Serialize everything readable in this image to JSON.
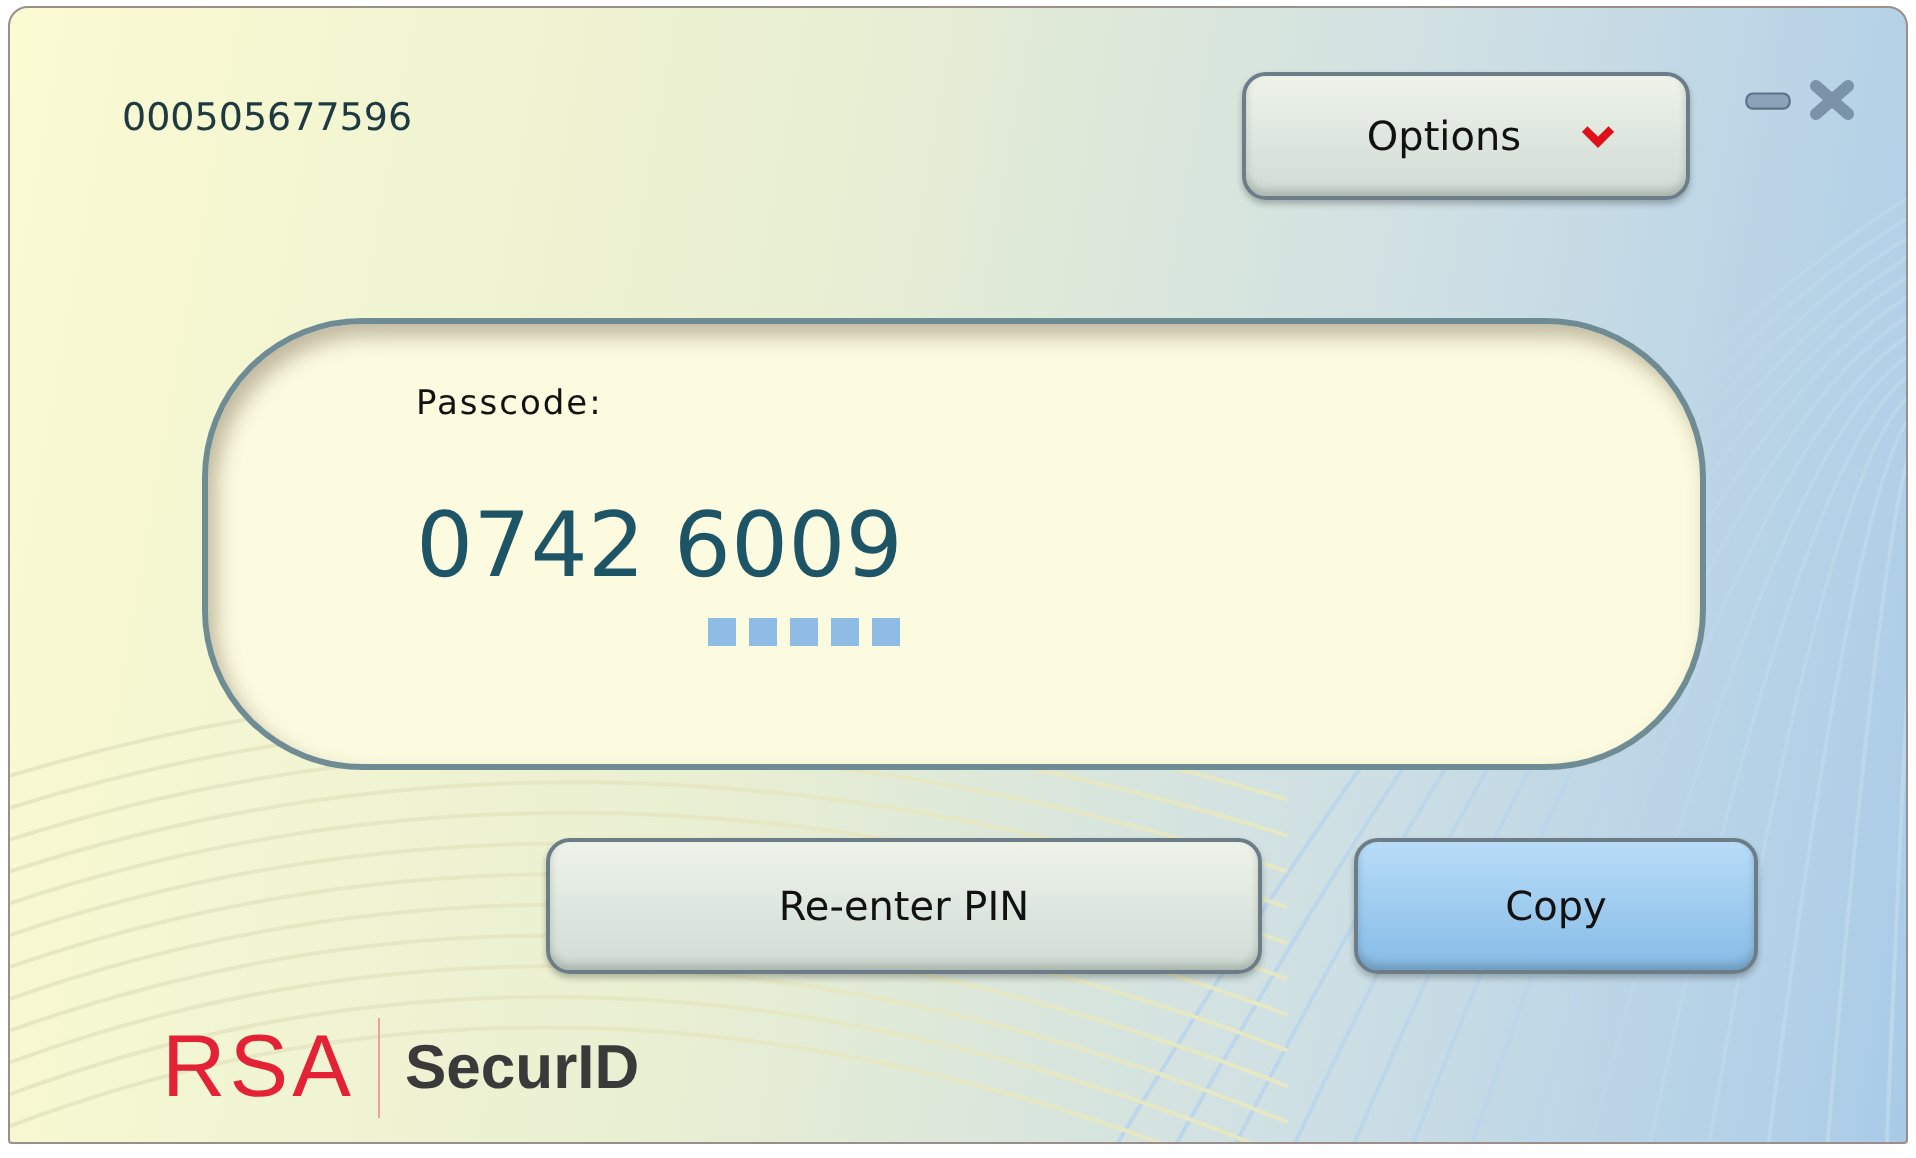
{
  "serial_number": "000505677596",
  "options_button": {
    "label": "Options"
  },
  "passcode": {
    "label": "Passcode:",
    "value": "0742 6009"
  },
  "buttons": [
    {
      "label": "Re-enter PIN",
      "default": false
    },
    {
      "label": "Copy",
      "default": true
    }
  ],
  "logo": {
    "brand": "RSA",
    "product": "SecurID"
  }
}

==============================

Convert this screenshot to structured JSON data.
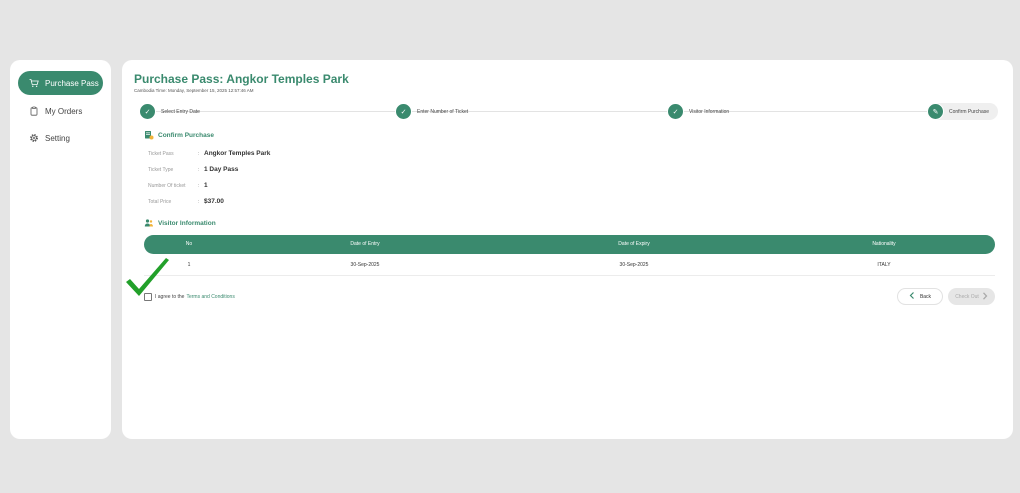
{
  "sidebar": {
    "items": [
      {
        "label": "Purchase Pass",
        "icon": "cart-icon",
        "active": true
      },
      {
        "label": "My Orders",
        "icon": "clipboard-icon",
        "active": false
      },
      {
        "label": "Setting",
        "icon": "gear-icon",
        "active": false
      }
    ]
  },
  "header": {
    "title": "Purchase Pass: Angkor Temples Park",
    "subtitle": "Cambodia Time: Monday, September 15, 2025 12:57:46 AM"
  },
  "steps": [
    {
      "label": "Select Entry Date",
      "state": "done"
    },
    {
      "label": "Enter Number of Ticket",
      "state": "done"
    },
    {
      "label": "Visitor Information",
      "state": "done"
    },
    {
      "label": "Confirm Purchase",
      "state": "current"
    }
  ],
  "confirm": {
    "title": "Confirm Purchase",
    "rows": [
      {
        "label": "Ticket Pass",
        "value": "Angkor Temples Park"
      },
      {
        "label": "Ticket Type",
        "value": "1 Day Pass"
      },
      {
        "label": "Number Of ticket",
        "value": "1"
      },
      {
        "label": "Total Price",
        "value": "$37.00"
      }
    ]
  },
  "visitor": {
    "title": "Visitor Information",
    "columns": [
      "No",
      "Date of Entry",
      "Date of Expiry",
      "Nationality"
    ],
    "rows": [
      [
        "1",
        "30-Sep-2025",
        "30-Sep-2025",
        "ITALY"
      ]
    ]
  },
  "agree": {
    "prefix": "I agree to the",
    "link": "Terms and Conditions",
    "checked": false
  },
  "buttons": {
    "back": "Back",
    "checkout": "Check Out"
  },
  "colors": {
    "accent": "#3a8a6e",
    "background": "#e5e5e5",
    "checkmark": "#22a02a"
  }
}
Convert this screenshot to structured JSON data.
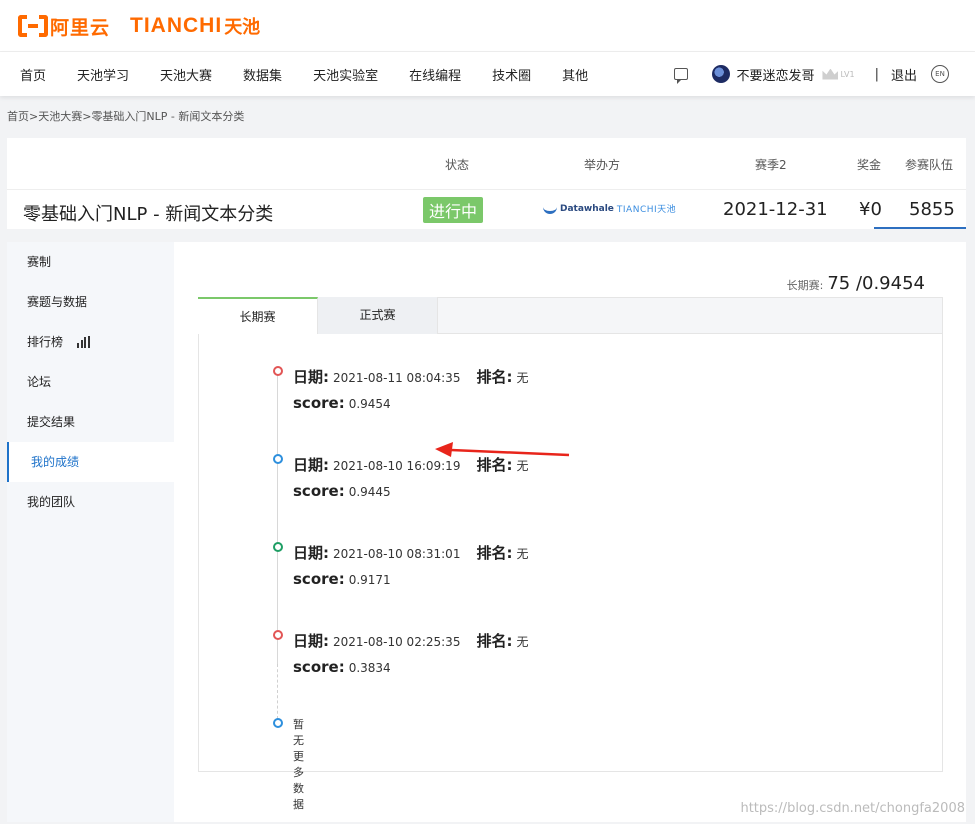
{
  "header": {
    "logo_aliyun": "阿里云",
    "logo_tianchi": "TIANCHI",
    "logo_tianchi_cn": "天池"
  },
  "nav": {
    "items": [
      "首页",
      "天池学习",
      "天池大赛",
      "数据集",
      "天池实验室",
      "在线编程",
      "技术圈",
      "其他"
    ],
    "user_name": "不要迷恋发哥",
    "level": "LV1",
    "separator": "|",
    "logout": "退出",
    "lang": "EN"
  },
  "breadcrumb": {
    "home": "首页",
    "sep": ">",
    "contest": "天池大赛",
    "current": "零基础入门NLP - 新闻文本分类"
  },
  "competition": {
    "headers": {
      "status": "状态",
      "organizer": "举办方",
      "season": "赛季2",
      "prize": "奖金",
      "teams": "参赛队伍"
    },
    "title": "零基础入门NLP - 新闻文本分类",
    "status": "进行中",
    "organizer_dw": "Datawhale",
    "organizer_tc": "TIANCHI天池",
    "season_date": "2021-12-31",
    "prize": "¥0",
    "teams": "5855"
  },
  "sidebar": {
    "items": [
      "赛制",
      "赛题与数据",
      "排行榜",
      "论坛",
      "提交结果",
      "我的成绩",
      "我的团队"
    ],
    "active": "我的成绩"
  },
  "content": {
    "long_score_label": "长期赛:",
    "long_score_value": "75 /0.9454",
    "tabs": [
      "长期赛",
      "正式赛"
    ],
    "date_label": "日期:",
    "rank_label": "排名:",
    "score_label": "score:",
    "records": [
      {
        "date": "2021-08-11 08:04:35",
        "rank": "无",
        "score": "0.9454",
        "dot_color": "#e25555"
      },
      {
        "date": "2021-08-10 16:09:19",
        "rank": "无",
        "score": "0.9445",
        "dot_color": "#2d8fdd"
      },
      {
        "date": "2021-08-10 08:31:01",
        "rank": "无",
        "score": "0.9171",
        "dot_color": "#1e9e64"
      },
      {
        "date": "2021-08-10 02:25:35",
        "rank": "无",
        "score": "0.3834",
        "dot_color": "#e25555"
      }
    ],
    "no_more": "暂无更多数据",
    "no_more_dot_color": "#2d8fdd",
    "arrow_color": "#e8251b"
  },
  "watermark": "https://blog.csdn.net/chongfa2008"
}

==============================

• _REQUIRED TASK_
Look through the entries above and report each line where the string "icon" occurs.

• _FULL ANSWER_
        "icon": "cart-icon",
        "icon": "clipboard-icon",
        "icon": "gear-icon",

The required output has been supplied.